[PAGE]
Cinq ans après la restauration remarquable du musée qu’elle dirige (et pour laquelle le cabinet d’architectes Projectiles a reçu de nombreuses distinctions), Ivonne Papin commémore de belle façon un autre anniversaire, celui des 60 ans de la mort de Paul Dardé. La conservatrice des lieux a en effet donné carte blanche à Violaine Laveaux qui a engagé voilà près de dix ans un dialogue avec l’œuvre du célèbre sculpteur lodévois. L’exposition Métamorphoses en est la restitution. Une deuxième exposition propose quant à elle des dessins de Dardé qui prennent pour thème la pièce de Shakespeare, Mac Beth.

Lewis Carroll

C’est à la faveur d’une visite du musée en 2014 que l’artiste carcassonnaise Violaine Laveaux a véritablement « rencontré » Dardé. « Je suis tombée sur son œuvre L’éternelle douleur. Elle a déclenché en moi une grande fascination. » Si la sculpture a depuis retrouvé les murs du musée d’Orsay, à qui elle appartient, elle a continué de nourrir en Violaine Laveaux « une réflexion sur la figure de la gorgone Méduse ». L’artiste s’est alors immergée totalement dans la collection Dardé du musée de Lodève, mais aussi dans son fonds archéologique.

De ce matériau émotionnel, puisant dans la mythologie et la botanique, la plasticienne a conçu des liens entre les mondes végétal, animal, minéral et humain. Une déambulation sur la totalité du niveau 2 du musée qui présente des installations, sculptures de grès et porcelaines, dessins et photos dont l’inspiration vient principalement, on l’a dit, de La tête aux serpents (autre nom de L’éternelle douleur) mais aussi de L’enfant au lapin. « Par ricochet », dit-elle, Violaine Laveaux réinvestit l’œuvre de Dardé selon son propre vocabulaire artistique, en revisitant la notion d’herbier, par exemple, à travers de fragiles branches tissées ou trempées dans de la porcelaine liquide. L’univers immaculé qu’elle dessine avec une infinie délicatesse, forme une écriture spatiale onirique, qui plonge instantanément le visiteur dans un conte à la Lewis Carroll. Violaine Laveaux fige dans nos mémoires celle de son geste déterminé, plus ou moins aléatoire : « Ce sont les accidents de la branche qui me donnent la direction. » La métamorphose tient alors « plus du dessin dans l’espace que de la sculpture », précise l’artiste qui aime traiter son travail « avec presque rien. Je me sens plus issue de l’arte povera ».

[CONSIGNE 1]
Traduisez en anglais cette phrase de l’article sur l’exposition Métamorphoses : « L’artiste s’est alors immergée totalement dans la collection Dardé du musée de Lodève, mais aussi dans son fonds archéologique. »
[CONSIGNE 2]
Poursuivez l’article sur l’exposition Métamorphoses après sa dernière phrase.
La liste ci-après provient d’une autre source.

[DONNÉES FOURNIES]
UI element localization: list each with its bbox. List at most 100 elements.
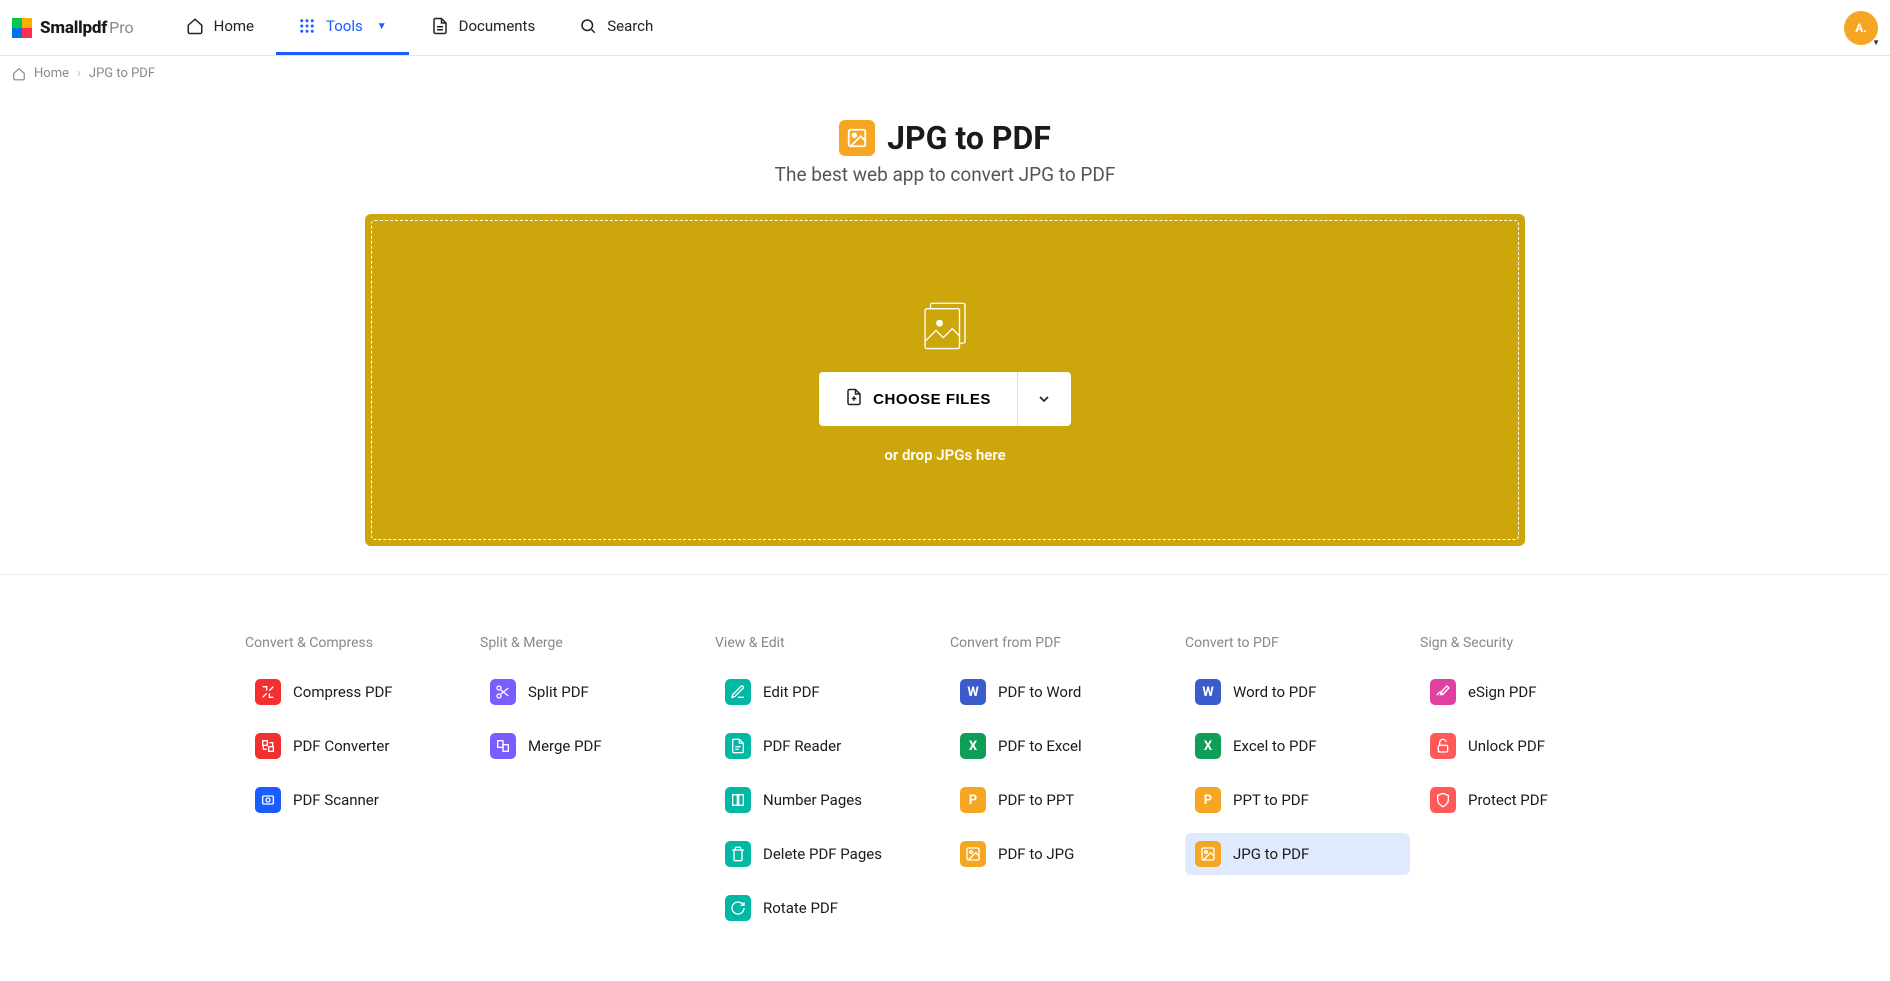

[RÉPONSE 1]
The artist then immersed herself completely in the Dardé collection of the Lodève museum, but also in its archaeological holdings.

[RÉPONSE 2]
Dans une salle, comme autant de clins d’œil, des miroirs de pierres renvoient le regardeur qui tente de s’y mirer à une réflexion tout intérieure… et bien vue !

Éléments troublants

À l’issue de cette carte blanche à Violaine Laveaux, un imaginaire non moins fantastique s’offre au visiteur, celui du chef-d’œuvre de Shakespeare, Mac Beth, illustré par Paul Dardé. Et une question qui sous-tend toute l’exposition : s’agit-il d’une sorte de story-board réalisé par l’artiste en vue de concevoir les décors d’une future mise en scène ? Voire celui d’un film auquel Dardé comptait apporter son concours ? Il fut d’ailleurs figurant dans Le magicien (Rex Ingram – 1928). Étaient-ils au contraire destinés à une « simple » édition ? Nulle réponse à ces questions. Mais les 500 dessins réalisés vers 1931 à l’encre de Chine, au lavis, parfois rehaussés à la gouache, sont autant d’indices que l’on a à cœur de débusquer. Près de 6 000 autres ont fait l’objet d’un don de la part de Michel Caubel, membre de la famille Dardé, et pourraient aussi fournir des réponses. Autres éléments troublants : certaines expressions du film de Rex Ingram dont on peut voir la vidéo au rez-de-chaussée du musée, ressemblent étonnamment à celles croquées par Dardé…

Métamorphoses, jusqu’au 27 août au musée de Lodève (Hérault).
Tarifs plein 8 €, réduit 6 €.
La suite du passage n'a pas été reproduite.